— Start of DATA IN THIS EXERCISE —

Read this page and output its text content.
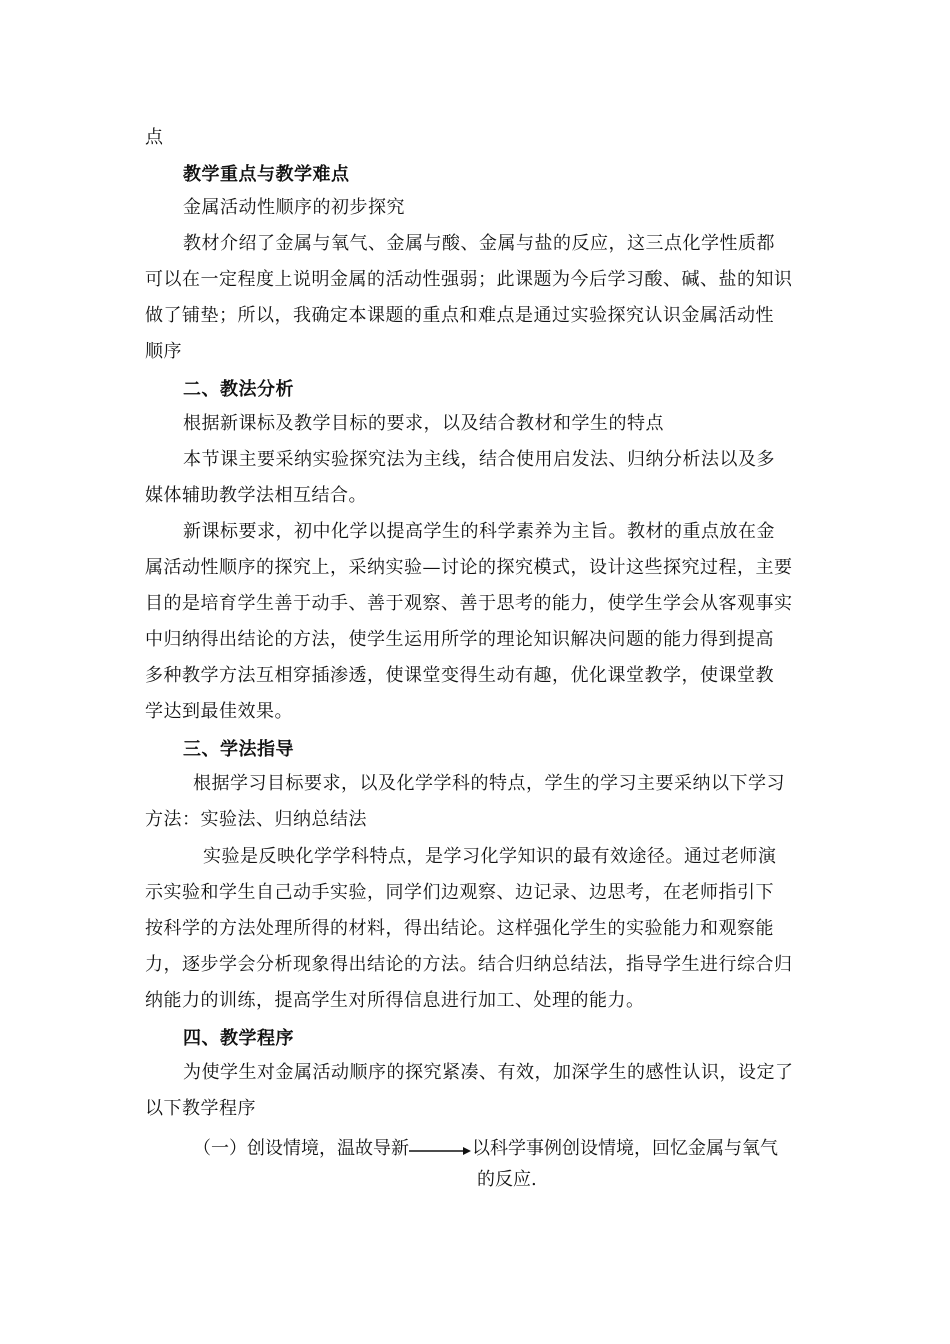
点
教学重点与教学难点
金属活动性顺序的初步探究
教材介绍了金属与氧气、金属与酸、金属与盐的反应，这三点化学性质都
可以在一定程度上说明金属的活动性强弱；此课题为今后学习酸、碱、盐的知识
做了铺垫；所以，我确定本课题的重点和难点是通过实验探究认识金属活动性
顺序
二、教法分析
根据新课标及教学目标的要求，以及结合教材和学生的特点
本节课主要采纳实验探究法为主线，结合使用启发法、归纳分析法以及多
媒体辅助教学法相互结合。
新课标要求，初中化学以提高学生的科学素养为主旨。教材的重点放在金
属活动性顺序的探究上，采纳实验—讨论的探究模式，设计这些探究过程，主要
目的是培育学生善于动手、善于观察、善于思考的能力，使学生学会从客观事实
中归纳得出结论的方法，使学生运用所学的理论知识解决问题的能力得到提高
多种教学方法互相穿插渗透，使课堂变得生动有趣，优化课堂教学，使课堂教
学达到最佳效果。
三、学法指导
根据学习目标要求，以及化学学科的特点，学生的学习主要采纳以下学习
方法：实验法、归纳总结法
实验是反映化学学科特点，是学习化学知识的最有效途径。通过老师演
示实验和学生自己动手实验，同学们边观察、边记录、边思考，在老师指引下
按科学的方法处理所得的材料，得出结论。这样强化学生的实验能力和观察能
力，逐步学会分析现象得出结论的方法。结合归纳总结法，指导学生进行综合归
纳能力的训练，提高学生对所得信息进行加工、处理的能力。
四、教学程序
为使学生对金属活动顺序的探究紧凑、有效，加深学生的感性认识，设定了
以下教学程序
（一）创设情境，温故导新	以科学事例创设情境，回忆金属与氧气
的反应.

— End of DATA IN THIS EXERCISE —

*SHORT EXERCISE:*
Transcribe the listing above verbatim. Omit the pictures.

*PROBLEM SOLUTION:*
Read this page and output its text content.
点
教学重点与教学难点
金属活动性顺序的初步探究
教材介绍了金属与氧气、金属与酸、金属与盐的反应，这三点化学性质都
可以在一定程度上说明金属的活动性强弱；此课题为今后学习酸、碱、盐的知识
做了铺垫；所以，我确定本课题的重点和难点是通过实验探究认识金属活动性
顺序
二、教法分析
根据新课标及教学目标的要求，以及结合教材和学生的特点
本节课主要采纳实验探究法为主线，结合使用启发法、归纳分析法以及多
媒体辅助教学法相互结合。
新课标要求，初中化学以提高学生的科学素养为主旨。教材的重点放在金
属活动性顺序的探究上，采纳实验—讨论的探究模式，设计这些探究过程，主要
目的是培育学生善于动手、善于观察、善于思考的能力，使学生学会从客观事实
中归纳得出结论的方法，使学生运用所学的理论知识解决问题的能力得到提高
多种教学方法互相穿插渗透，使课堂变得生动有趣，优化课堂教学，使课堂教
学达到最佳效果。
三、学法指导
根据学习目标要求，以及化学学科的特点，学生的学习主要采纳以下学习
方法：实验法、归纳总结法
实验是反映化学学科特点，是学习化学知识的最有效途径。通过老师演
示实验和学生自己动手实验，同学们边观察、边记录、边思考，在老师指引下
按科学的方法处理所得的材料，得出结论。这样强化学生的实验能力和观察能
力，逐步学会分析现象得出结论的方法。结合归纳总结法，指导学生进行综合归
纳能力的训练，提高学生对所得信息进行加工、处理的能力。
四、教学程序
为使学生对金属活动顺序的探究紧凑、有效，加深学生的感性认识，设定了
以下教学程序
（一）创设情境，温故导新	以科学事例创设情境，回忆金属与氧气
的反应.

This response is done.